··· ITEMS ···

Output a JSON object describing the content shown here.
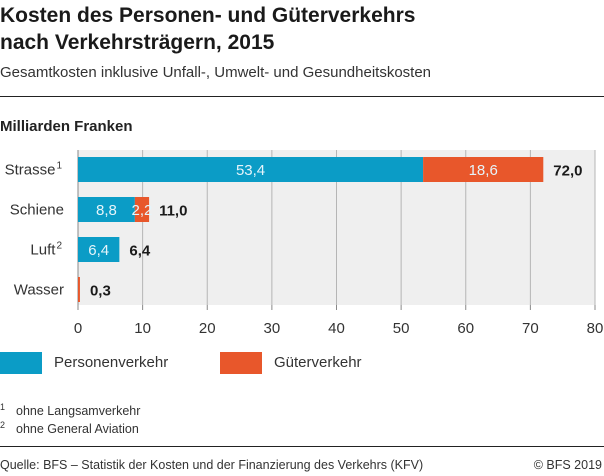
{
  "chart_data": {
    "type": "bar",
    "orientation": "horizontal",
    "stacked": true,
    "title": "Kosten des Personen- und Güterverkehrs nach Verkehrsträgern, 2015",
    "title_lines": [
      "Kosten des Personen- und Güterverkehrs",
      "nach Verkehrsträgern, 2015"
    ],
    "subtitle": "Gesamtkosten inklusive Unfall-, Umwelt- und Gesundheitskosten",
    "unit_label": "Milliarden Franken",
    "categories": [
      "Strasse",
      "Schiene",
      "Luft",
      "Wasser"
    ],
    "category_superscripts": [
      "1",
      "",
      "2",
      ""
    ],
    "series": [
      {
        "name": "Personenverkehr",
        "color": "#0b9cc6",
        "values": [
          53.4,
          8.8,
          6.4,
          0.0
        ],
        "labels": [
          "53,4",
          "8,8",
          "6,4",
          ""
        ]
      },
      {
        "name": "Güterverkehr",
        "color": "#e8572b",
        "values": [
          18.6,
          2.2,
          0.0,
          0.3
        ],
        "labels": [
          "18,6",
          "2,2",
          "",
          ""
        ]
      }
    ],
    "totals": [
      "72,0",
      "11,0",
      "6,4",
      "0,3"
    ],
    "xlim": [
      0,
      80
    ],
    "xticks": [
      0,
      10,
      20,
      30,
      40,
      50,
      60,
      70,
      80
    ],
    "grid": true,
    "plot_background": "#efefef",
    "legend_position": "bottom-left"
  },
  "footnotes": [
    {
      "mark": "1",
      "text": "ohne Langsamverkehr"
    },
    {
      "mark": "2",
      "text": "ohne General Aviation"
    }
  ],
  "source": "Quelle: BFS – Statistik der Kosten und der Finanzierung des Verkehrs (KFV)",
  "copyright": "© BFS 2019"
}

···

◆ AIM OF THE EXERCISE
Return each line exactly as written. Any picture gets left out.

◆ THE OUTPUT
Output a JSON object describing the content shown here.
{
  "chart_data": {
    "type": "bar",
    "orientation": "horizontal",
    "stacked": true,
    "title": "Kosten des Personen- und Güterverkehrs nach Verkehrsträgern, 2015",
    "title_lines": [
      "Kosten des Personen- und Güterverkehrs",
      "nach Verkehrsträgern, 2015"
    ],
    "subtitle": "Gesamtkosten inklusive Unfall-, Umwelt- und Gesundheitskosten",
    "unit_label": "Milliarden Franken",
    "categories": [
      "Strasse",
      "Schiene",
      "Luft",
      "Wasser"
    ],
    "category_superscripts": [
      "1",
      "",
      "2",
      ""
    ],
    "series": [
      {
        "name": "Personenverkehr",
        "color": "#0b9cc6",
        "values": [
          53.4,
          8.8,
          6.4,
          0.0
        ],
        "labels": [
          "53,4",
          "8,8",
          "6,4",
          ""
        ]
      },
      {
        "name": "Güterverkehr",
        "color": "#e8572b",
        "values": [
          18.6,
          2.2,
          0.0,
          0.3
        ],
        "labels": [
          "18,6",
          "2,2",
          "",
          ""
        ]
      }
    ],
    "totals": [
      "72,0",
      "11,0",
      "6,4",
      "0,3"
    ],
    "xlim": [
      0,
      80
    ],
    "xticks": [
      0,
      10,
      20,
      30,
      40,
      50,
      60,
      70,
      80
    ],
    "grid": true,
    "plot_background": "#efefef",
    "legend_position": "bottom-left"
  },
  "footnotes": [
    {
      "mark": "1",
      "text": "ohne Langsamverkehr"
    },
    {
      "mark": "2",
      "text": "ohne General Aviation"
    }
  ],
  "source": "Quelle: BFS – Statistik der Kosten und der Finanzierung des Verkehrs (KFV)",
  "copyright": "© BFS 2019"
}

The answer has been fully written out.